Aim of the task ▸ Can you output these lines exactly as they are, for every one of the records?

Source records ▸
------------------------------
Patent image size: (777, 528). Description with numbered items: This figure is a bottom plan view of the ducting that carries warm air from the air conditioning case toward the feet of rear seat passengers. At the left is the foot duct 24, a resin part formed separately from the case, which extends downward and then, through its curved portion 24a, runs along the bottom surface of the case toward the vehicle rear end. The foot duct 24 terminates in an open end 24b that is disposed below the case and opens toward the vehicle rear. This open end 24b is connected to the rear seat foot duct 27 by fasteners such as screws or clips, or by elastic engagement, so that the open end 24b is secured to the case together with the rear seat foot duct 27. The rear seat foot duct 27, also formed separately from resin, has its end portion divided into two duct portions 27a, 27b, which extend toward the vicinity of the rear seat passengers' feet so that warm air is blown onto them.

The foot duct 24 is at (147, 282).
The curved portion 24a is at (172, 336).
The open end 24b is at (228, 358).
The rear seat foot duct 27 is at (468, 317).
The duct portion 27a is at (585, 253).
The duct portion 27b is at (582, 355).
------------------------------
Exercise answer ▸
Patent image size: (777, 528). Description with numbered items: This figure is a bottom plan view of the ducting that carries warm air from the air conditioning case toward the feet of rear seat passengers. At the left is the foot duct 24, a resin part formed separately from the case, which extends downward and then, through its curved portion 24a, runs along the bottom surface of the case toward the vehicle rear end. The foot duct 24 terminates in an open end 24b that is disposed below the case and opens toward the vehicle rear. This open end 24b is connected to the rear seat foot duct 27 by fasteners such as screws or clips, or by elastic engagement, so that the open end 24b is secured to the case together with the rear seat foot duct 27. The rear seat foot duct 27, also formed separately from resin, has its end portion divided into two duct portions 27a, 27b, which extend toward the vicinity of the rear seat passengers' feet so that warm air is blown onto them.

The foot duct 24 is at (147, 282).
The curved portion 24a is at (172, 336).
The open end 24b is at (228, 358).
The rear seat foot duct 27 is at (468, 317).
The duct portion 27a is at (585, 253).
The duct portion 27b is at (582, 355).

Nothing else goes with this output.